• [Entries]
+--
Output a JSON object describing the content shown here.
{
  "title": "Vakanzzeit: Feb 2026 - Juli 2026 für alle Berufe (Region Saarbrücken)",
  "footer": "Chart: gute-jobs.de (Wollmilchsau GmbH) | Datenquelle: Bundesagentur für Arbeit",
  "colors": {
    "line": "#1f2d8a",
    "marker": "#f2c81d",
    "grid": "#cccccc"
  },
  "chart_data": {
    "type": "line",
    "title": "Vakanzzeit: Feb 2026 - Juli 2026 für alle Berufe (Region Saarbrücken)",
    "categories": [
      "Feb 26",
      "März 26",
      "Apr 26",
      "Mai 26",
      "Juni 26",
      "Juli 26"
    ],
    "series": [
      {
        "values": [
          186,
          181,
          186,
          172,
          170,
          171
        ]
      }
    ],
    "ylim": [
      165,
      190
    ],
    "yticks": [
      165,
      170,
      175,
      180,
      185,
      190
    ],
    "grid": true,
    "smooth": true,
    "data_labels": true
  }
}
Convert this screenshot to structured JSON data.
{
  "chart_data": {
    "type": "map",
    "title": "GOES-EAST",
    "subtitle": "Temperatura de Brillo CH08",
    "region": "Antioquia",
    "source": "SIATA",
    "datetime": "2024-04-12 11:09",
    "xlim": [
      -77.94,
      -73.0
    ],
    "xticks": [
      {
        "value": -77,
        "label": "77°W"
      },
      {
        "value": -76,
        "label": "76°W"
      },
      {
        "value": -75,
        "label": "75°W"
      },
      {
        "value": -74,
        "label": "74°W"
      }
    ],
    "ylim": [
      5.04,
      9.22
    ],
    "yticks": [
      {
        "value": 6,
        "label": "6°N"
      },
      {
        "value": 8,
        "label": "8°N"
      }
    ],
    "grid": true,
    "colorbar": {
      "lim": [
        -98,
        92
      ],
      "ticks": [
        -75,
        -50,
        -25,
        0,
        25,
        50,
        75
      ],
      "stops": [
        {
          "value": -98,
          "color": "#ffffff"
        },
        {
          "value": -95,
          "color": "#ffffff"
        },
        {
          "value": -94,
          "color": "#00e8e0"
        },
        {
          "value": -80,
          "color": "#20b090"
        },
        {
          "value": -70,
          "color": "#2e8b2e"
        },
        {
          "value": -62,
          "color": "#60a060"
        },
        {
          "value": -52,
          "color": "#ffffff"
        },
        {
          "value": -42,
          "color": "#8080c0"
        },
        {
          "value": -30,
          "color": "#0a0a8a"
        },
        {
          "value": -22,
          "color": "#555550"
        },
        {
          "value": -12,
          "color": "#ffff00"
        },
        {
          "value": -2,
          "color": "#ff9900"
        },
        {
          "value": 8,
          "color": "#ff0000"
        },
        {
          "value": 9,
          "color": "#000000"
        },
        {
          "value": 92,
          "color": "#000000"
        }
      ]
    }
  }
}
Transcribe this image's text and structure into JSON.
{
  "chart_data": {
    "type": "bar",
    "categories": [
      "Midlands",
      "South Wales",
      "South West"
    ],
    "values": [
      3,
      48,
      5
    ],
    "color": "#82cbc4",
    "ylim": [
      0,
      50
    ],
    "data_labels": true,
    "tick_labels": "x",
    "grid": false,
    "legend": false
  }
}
+--
• [Task prompt] Word for word, extract all the records.

• [Exercise solution]
Output a JSON object describing the content shown here.
{
  "title": "Vakanzzeit: Feb 2026 - Juli 2026 für alle Berufe (Region Saarbrücken)",
  "footer": "Chart: gute-jobs.de (Wollmilchsau GmbH) | Datenquelle: Bundesagentur für Arbeit",
  "colors": {
    "line": "#1f2d8a",
    "marker": "#f2c81d",
    "grid": "#cccccc"
  },
  "chart_data": {
    "type": "line",
    "title": "Vakanzzeit: Feb 2026 - Juli 2026 für alle Berufe (Region Saarbrücken)",
    "categories": [
      "Feb 26",
      "März 26",
      "Apr 26",
      "Mai 26",
      "Juni 26",
      "Juli 26"
    ],
    "series": [
      {
        "values": [
          186,
          181,
          186,
          172,
          170,
          171
        ]
      }
    ],
    "ylim": [
      165,
      190
    ],
    "yticks": [
      165,
      170,
      175,
      180,
      185,
      190
    ],
    "grid": true,
    "smooth": true,
    "data_labels": true
  }
}
Convert this screenshot to structured JSON data.
{
  "chart_data": {
    "type": "map",
    "title": "GOES-EAST",
    "subtitle": "Temperatura de Brillo CH08",
    "region": "Antioquia",
    "source": "SIATA",
    "datetime": "2024-04-12 11:09",
    "xlim": [
      -77.94,
      -73.0
    ],
    "xticks": [
      {
        "value": -77,
        "label": "77°W"
      },
      {
        "value": -76,
        "label": "76°W"
      },
      {
        "value": -75,
        "label": "75°W"
      },
      {
        "value": -74,
        "label": "74°W"
      }
    ],
    "ylim": [
      5.04,
      9.22
    ],
    "yticks": [
      {
        "value": 6,
        "label": "6°N"
      },
      {
        "value": 8,
        "label": "8°N"
      }
    ],
    "grid": true,
    "colorbar": {
      "lim": [
        -98,
        92
      ],
      "ticks": [
        -75,
        -50,
        -25,
        0,
        25,
        50,
        75
      ],
      "stops": [
        {
          "value": -98,
          "color": "#ffffff"
        },
        {
          "value": -95,
          "color": "#ffffff"
        },
        {
          "value": -94,
          "color": "#00e8e0"
        },
        {
          "value": -80,
          "color": "#20b090"
        },
        {
          "value": -70,
          "color": "#2e8b2e"
        },
        {
          "value": -62,
          "color": "#60a060"
        },
        {
          "value": -52,
          "color": "#ffffff"
        },
        {
          "value": -42,
          "color": "#8080c0"
        },
        {
          "value": -30,
          "color": "#0a0a8a"
        },
        {
          "value": -22,
          "color": "#555550"
        },
        {
          "value": -12,
          "color": "#ffff00"
        },
        {
          "value": -2,
          "color": "#ff9900"
        },
        {
          "value": 8,
          "color": "#ff0000"
        },
        {
          "value": 9,
          "color": "#000000"
        },
        {
          "value": 92,
          "color": "#000000"
        }
      ]
    }
  }
}
Transcribe this image's text and structure into JSON.
{
  "chart_data": {
    "type": "bar",
    "categories": [
      "Midlands",
      "South Wales",
      "South West"
    ],
    "values": [
      3,
      48,
      5
    ],
    "color": "#82cbc4",
    "ylim": [
      0,
      50
    ],
    "data_labels": true,
    "tick_labels": "x",
    "grid": false,
    "legend": false
  }
}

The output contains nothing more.